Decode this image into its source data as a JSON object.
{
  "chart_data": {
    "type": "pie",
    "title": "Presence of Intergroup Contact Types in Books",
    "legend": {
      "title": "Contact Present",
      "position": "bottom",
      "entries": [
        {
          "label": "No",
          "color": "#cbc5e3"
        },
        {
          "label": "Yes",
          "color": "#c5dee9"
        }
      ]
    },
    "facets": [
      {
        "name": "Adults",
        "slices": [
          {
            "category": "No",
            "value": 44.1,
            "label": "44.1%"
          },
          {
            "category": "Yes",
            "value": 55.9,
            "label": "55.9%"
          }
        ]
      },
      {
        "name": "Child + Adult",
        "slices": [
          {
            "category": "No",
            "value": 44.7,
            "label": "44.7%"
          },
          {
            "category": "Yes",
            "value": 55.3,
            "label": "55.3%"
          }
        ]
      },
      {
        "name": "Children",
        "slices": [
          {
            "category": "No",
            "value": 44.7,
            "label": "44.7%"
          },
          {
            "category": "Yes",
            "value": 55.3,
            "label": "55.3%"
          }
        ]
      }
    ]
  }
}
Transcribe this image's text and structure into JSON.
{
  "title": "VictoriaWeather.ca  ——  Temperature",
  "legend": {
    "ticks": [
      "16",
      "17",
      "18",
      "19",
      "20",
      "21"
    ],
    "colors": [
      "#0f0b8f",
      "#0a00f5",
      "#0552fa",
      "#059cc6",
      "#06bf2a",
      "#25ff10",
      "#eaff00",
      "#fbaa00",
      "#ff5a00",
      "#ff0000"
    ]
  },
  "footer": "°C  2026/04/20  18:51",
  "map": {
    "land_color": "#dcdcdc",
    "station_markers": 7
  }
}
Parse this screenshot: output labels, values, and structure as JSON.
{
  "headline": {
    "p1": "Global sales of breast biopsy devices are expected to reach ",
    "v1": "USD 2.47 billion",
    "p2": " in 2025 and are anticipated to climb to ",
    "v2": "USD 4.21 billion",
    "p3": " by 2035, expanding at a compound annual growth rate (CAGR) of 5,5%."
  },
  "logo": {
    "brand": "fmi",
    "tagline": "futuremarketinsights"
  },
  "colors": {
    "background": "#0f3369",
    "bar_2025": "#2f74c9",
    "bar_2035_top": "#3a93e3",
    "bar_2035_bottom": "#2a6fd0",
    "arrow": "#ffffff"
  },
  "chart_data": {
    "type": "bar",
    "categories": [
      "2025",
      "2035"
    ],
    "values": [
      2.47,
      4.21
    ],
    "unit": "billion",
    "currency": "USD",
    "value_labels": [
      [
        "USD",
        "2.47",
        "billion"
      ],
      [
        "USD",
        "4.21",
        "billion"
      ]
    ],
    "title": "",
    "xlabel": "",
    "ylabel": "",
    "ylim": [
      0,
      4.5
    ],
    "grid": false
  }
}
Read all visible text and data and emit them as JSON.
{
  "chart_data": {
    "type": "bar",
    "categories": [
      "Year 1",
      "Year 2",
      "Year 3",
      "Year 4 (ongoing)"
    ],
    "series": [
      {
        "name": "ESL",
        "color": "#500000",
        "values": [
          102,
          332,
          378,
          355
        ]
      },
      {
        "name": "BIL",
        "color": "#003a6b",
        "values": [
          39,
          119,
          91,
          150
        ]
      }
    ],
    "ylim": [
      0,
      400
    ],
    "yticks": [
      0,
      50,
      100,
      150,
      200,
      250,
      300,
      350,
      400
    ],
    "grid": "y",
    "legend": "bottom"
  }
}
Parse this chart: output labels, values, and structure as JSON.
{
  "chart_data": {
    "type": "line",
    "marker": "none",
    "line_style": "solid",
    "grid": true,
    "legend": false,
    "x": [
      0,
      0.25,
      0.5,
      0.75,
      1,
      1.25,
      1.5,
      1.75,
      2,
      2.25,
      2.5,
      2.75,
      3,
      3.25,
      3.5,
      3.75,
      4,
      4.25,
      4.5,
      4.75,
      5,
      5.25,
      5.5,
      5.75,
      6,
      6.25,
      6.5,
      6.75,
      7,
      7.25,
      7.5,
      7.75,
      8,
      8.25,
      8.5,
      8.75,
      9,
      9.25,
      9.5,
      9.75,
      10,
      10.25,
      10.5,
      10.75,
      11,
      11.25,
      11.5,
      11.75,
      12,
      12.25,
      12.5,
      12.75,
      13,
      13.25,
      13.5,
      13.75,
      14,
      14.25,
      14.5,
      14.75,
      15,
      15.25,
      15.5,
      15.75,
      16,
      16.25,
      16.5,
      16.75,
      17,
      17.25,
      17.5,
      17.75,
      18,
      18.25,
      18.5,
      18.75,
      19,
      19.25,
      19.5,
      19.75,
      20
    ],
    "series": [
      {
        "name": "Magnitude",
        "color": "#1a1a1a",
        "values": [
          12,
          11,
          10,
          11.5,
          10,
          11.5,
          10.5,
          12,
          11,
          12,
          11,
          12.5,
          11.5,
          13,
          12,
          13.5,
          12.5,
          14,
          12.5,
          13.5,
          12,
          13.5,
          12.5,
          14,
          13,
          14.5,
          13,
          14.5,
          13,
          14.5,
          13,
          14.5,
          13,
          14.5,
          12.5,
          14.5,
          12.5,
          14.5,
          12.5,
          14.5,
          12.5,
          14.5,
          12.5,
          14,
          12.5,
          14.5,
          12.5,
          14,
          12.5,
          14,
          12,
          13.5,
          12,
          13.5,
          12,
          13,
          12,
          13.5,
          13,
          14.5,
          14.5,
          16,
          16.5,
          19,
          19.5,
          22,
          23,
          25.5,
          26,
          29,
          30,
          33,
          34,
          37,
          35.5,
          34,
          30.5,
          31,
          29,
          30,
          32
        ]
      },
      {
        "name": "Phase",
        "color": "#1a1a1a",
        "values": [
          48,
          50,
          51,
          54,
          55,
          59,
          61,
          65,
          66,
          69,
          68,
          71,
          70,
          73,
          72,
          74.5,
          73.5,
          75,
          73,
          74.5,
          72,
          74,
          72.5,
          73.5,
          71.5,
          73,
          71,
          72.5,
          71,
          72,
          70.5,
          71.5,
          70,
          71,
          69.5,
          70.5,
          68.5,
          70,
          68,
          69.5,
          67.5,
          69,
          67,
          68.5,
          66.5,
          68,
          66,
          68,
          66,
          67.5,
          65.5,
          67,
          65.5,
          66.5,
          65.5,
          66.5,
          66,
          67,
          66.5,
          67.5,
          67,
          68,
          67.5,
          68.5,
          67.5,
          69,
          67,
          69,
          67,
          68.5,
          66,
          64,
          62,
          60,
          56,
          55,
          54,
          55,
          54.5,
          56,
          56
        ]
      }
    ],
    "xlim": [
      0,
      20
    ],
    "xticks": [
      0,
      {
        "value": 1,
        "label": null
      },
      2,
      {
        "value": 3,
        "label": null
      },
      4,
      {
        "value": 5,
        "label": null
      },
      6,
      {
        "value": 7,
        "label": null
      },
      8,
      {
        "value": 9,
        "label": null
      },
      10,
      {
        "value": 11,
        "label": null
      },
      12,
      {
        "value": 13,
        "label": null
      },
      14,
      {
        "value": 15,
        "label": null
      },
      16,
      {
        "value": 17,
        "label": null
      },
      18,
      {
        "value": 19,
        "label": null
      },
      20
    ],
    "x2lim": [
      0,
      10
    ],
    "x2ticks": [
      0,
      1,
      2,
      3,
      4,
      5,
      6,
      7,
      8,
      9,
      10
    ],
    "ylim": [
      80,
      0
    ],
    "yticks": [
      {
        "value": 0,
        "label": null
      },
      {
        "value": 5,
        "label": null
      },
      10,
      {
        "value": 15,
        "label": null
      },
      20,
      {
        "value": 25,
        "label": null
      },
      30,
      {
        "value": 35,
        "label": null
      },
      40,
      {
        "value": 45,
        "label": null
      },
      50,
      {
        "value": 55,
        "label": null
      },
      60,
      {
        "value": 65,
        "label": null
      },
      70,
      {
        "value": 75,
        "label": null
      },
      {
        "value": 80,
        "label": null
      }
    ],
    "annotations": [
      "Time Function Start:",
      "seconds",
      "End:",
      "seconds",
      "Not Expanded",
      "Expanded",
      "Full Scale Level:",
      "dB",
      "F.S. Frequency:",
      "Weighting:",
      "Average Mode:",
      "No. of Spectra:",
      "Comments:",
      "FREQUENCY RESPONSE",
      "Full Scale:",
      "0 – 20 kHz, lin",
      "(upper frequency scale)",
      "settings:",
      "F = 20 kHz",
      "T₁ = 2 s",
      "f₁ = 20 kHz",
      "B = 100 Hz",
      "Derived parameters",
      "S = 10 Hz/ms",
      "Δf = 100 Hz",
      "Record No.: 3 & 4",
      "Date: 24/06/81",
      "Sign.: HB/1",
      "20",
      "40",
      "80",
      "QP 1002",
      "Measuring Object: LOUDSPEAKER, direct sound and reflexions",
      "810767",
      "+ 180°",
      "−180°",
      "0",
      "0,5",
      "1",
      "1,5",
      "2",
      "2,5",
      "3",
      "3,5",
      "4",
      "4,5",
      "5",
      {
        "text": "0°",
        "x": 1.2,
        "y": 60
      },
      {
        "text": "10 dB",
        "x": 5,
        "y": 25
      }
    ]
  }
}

***

TASK INSTRUCTIONS: Using the listing above, return all lines where the word "legend" occurs.

ANSWER TO THIS TASK:
    "legend": {
  "legend": {
    "legend": "bottom"
    "legend": false,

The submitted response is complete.